(Dataset entries on figures)
- - - - - - -

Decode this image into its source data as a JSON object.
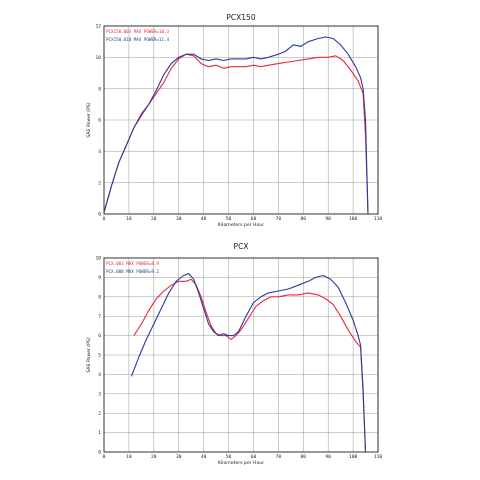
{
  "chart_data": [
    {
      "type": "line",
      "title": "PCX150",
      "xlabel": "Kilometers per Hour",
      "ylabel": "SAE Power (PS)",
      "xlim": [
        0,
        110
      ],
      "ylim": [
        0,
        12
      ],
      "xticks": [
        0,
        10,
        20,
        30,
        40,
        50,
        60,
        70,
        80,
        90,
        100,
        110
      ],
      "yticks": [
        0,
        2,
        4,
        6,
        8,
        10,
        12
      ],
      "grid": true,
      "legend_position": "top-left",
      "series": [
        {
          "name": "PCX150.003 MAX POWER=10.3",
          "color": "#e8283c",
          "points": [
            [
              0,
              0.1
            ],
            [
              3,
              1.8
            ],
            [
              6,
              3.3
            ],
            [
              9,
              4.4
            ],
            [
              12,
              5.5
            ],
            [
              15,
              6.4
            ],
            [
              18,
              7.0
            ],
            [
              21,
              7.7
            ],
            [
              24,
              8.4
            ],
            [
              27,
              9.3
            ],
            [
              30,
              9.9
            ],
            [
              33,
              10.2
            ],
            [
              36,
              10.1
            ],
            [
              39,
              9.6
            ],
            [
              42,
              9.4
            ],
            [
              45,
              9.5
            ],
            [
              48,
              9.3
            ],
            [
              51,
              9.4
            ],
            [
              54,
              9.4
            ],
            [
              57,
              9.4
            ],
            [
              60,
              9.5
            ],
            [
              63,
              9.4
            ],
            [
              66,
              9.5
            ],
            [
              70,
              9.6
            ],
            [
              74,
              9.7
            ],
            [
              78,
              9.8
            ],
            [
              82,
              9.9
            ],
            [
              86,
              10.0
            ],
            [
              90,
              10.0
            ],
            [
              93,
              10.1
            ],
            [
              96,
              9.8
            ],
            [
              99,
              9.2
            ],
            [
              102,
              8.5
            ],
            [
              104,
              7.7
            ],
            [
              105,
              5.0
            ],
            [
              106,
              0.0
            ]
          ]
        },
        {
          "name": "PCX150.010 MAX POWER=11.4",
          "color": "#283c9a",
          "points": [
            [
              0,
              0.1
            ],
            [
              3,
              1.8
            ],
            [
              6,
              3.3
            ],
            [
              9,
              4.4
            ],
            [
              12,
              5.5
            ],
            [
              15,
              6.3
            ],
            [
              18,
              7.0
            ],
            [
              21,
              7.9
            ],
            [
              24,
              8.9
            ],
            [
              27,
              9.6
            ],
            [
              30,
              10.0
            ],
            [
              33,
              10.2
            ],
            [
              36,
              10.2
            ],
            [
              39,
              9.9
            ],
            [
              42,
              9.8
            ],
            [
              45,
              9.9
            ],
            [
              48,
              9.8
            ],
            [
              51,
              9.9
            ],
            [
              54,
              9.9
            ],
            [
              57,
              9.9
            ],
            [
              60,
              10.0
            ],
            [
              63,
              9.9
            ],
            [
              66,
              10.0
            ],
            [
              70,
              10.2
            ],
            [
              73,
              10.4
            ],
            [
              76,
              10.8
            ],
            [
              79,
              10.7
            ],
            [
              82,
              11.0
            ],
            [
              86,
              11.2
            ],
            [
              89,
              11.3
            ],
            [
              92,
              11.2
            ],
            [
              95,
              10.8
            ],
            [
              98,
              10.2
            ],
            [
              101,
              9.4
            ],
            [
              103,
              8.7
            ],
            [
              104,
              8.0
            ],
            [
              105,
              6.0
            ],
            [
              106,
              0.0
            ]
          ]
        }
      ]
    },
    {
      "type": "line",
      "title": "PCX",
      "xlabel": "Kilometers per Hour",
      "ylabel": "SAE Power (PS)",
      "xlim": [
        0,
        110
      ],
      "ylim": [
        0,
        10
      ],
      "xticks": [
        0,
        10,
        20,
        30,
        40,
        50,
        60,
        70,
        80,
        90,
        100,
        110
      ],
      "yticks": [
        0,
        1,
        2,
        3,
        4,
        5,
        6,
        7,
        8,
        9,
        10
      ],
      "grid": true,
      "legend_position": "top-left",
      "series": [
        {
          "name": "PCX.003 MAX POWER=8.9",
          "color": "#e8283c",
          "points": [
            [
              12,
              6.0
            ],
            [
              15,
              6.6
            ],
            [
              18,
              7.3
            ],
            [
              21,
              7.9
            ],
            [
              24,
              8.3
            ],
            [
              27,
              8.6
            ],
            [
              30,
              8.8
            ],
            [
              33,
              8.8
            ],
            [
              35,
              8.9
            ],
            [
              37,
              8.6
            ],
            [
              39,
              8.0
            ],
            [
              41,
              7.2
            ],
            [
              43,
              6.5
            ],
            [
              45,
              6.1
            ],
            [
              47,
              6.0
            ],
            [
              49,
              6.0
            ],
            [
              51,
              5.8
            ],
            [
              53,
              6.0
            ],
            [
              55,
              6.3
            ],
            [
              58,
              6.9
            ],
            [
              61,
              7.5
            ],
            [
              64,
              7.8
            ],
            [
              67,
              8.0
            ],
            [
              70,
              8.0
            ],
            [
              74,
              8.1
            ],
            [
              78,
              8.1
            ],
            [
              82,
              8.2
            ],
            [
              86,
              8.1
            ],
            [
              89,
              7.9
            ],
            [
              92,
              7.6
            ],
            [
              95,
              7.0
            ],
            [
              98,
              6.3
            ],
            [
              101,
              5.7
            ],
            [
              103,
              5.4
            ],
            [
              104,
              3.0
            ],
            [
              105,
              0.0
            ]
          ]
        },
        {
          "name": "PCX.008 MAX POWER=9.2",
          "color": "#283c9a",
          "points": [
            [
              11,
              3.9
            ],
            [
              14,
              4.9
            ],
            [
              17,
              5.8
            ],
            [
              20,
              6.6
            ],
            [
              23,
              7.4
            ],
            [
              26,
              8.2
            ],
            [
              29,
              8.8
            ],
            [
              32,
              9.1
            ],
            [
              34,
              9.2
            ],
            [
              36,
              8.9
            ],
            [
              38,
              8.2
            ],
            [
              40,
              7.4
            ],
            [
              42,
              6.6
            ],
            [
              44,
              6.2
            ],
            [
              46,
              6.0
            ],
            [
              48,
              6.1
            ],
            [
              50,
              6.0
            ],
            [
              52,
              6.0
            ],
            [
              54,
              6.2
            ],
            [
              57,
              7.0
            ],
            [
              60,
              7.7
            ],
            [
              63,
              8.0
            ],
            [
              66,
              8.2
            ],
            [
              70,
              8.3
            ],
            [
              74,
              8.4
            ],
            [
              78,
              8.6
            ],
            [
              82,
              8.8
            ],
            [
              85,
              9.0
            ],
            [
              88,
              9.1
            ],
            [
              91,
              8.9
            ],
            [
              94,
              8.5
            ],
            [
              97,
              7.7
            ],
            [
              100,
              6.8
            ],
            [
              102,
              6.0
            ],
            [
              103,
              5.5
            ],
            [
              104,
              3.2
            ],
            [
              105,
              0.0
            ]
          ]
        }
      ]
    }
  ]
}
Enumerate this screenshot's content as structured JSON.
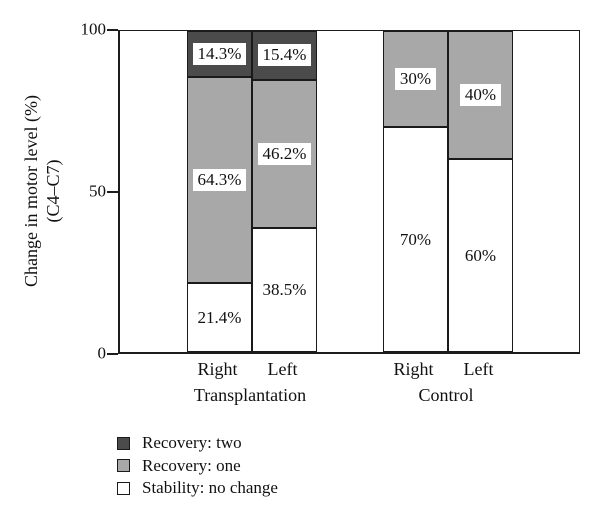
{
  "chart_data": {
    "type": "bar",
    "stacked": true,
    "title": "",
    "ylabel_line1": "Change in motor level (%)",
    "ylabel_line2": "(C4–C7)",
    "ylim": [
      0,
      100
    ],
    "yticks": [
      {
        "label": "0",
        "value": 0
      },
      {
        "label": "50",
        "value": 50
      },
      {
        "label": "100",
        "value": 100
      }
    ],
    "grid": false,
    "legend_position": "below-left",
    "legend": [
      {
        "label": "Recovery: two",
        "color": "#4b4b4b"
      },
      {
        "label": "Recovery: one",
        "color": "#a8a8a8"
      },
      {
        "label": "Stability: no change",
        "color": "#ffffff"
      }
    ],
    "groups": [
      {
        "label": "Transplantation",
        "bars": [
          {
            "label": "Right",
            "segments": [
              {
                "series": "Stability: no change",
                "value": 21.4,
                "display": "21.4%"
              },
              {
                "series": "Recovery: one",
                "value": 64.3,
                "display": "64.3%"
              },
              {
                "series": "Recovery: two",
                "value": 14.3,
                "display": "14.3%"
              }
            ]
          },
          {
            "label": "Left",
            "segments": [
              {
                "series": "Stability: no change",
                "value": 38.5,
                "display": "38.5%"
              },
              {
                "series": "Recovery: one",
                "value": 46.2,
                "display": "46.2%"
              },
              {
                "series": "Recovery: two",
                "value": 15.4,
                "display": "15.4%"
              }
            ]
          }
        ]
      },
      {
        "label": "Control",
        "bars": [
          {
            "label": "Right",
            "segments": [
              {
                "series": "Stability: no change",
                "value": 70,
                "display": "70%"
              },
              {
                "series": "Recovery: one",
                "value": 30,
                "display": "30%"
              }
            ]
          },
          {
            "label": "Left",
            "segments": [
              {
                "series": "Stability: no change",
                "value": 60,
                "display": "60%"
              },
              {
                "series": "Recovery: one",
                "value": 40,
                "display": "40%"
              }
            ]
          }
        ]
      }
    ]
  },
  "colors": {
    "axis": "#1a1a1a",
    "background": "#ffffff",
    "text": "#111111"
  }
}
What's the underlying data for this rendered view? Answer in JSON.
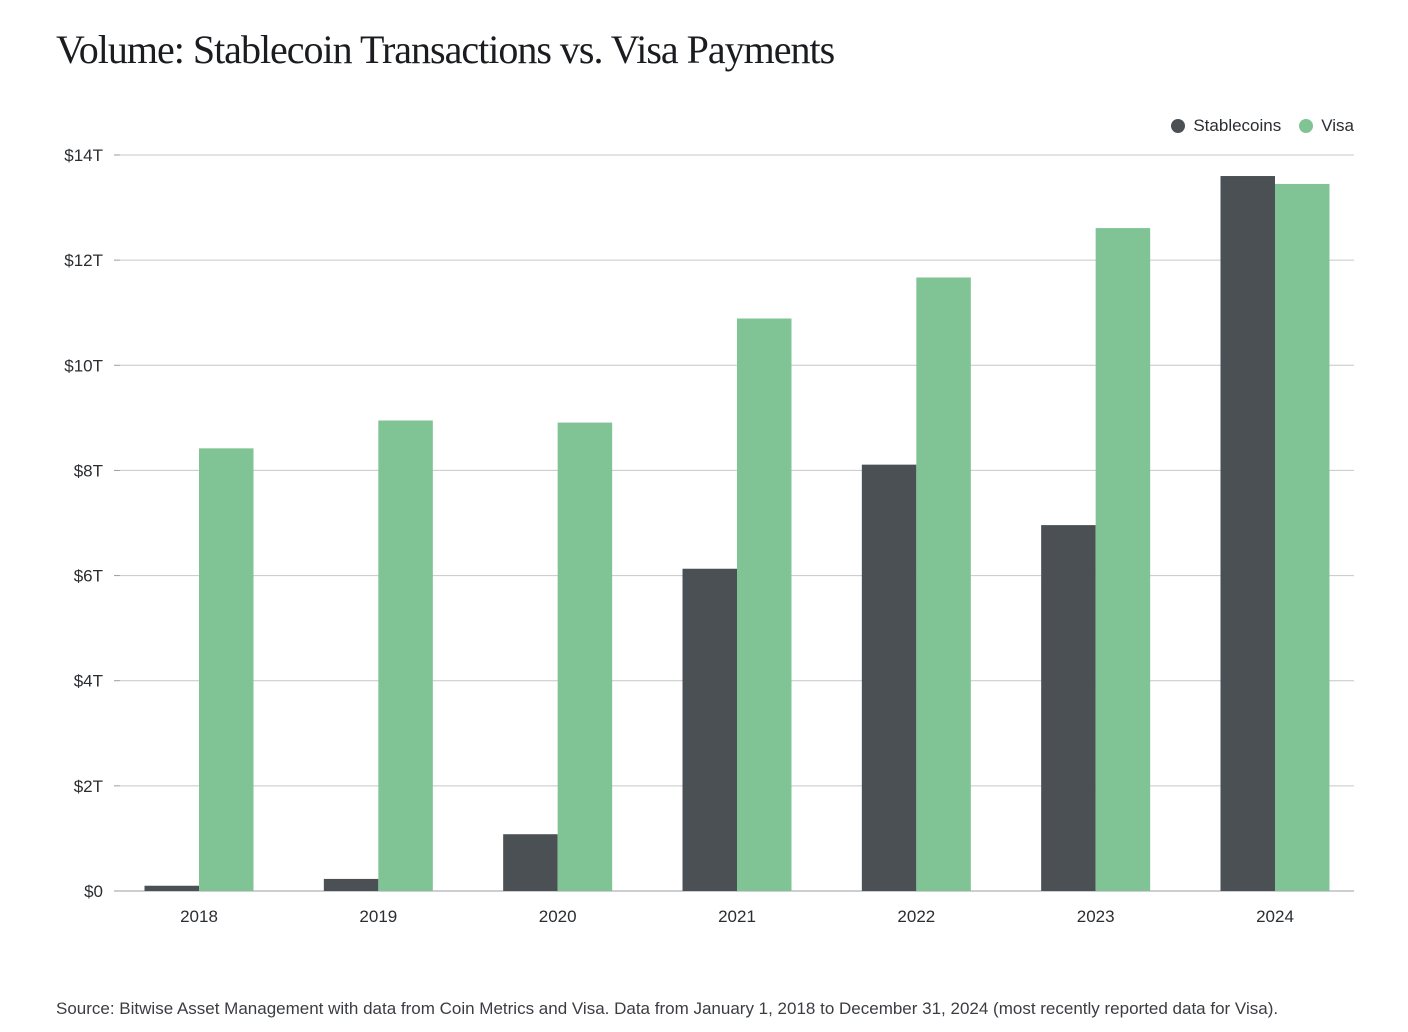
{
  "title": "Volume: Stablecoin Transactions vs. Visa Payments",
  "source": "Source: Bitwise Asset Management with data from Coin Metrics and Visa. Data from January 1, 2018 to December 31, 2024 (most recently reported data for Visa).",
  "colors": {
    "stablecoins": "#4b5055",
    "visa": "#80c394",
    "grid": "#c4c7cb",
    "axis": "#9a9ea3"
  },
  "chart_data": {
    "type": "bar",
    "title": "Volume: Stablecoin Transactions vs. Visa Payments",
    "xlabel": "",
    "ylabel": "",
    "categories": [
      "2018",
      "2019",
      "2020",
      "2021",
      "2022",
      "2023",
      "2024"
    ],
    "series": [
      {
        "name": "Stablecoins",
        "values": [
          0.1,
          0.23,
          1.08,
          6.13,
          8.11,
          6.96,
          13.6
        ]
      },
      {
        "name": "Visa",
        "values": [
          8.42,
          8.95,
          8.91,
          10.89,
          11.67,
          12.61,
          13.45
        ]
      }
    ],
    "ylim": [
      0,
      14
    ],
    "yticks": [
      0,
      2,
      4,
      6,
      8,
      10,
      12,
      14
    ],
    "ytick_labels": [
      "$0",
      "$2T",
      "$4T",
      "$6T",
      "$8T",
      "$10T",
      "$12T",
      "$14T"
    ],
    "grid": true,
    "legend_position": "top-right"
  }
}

- - - - - - -

Extract exactly the lines from the one containing "What's the underlying" through the last line of the records above, both included, and leave out the pictures.

## EXERCISE RESULT
What's the underlying data for this rendered view? Answer in JSON.
{
  "title": "Volume: Stablecoin Transactions vs. Visa Payments",
  "source": "Source: Bitwise Asset Management with data from Coin Metrics and Visa. Data from January 1, 2018 to December 31, 2024 (most recently reported data for Visa).",
  "colors": {
    "stablecoins": "#4b5055",
    "visa": "#80c394",
    "grid": "#c4c7cb",
    "axis": "#9a9ea3"
  },
  "chart_data": {
    "type": "bar",
    "title": "Volume: Stablecoin Transactions vs. Visa Payments",
    "xlabel": "",
    "ylabel": "",
    "categories": [
      "2018",
      "2019",
      "2020",
      "2021",
      "2022",
      "2023",
      "2024"
    ],
    "series": [
      {
        "name": "Stablecoins",
        "values": [
          0.1,
          0.23,
          1.08,
          6.13,
          8.11,
          6.96,
          13.6
        ]
      },
      {
        "name": "Visa",
        "values": [
          8.42,
          8.95,
          8.91,
          10.89,
          11.67,
          12.61,
          13.45
        ]
      }
    ],
    "ylim": [
      0,
      14
    ],
    "yticks": [
      0,
      2,
      4,
      6,
      8,
      10,
      12,
      14
    ],
    "ytick_labels": [
      "$0",
      "$2T",
      "$4T",
      "$6T",
      "$8T",
      "$10T",
      "$12T",
      "$14T"
    ],
    "grid": true,
    "legend_position": "top-right"
  }
}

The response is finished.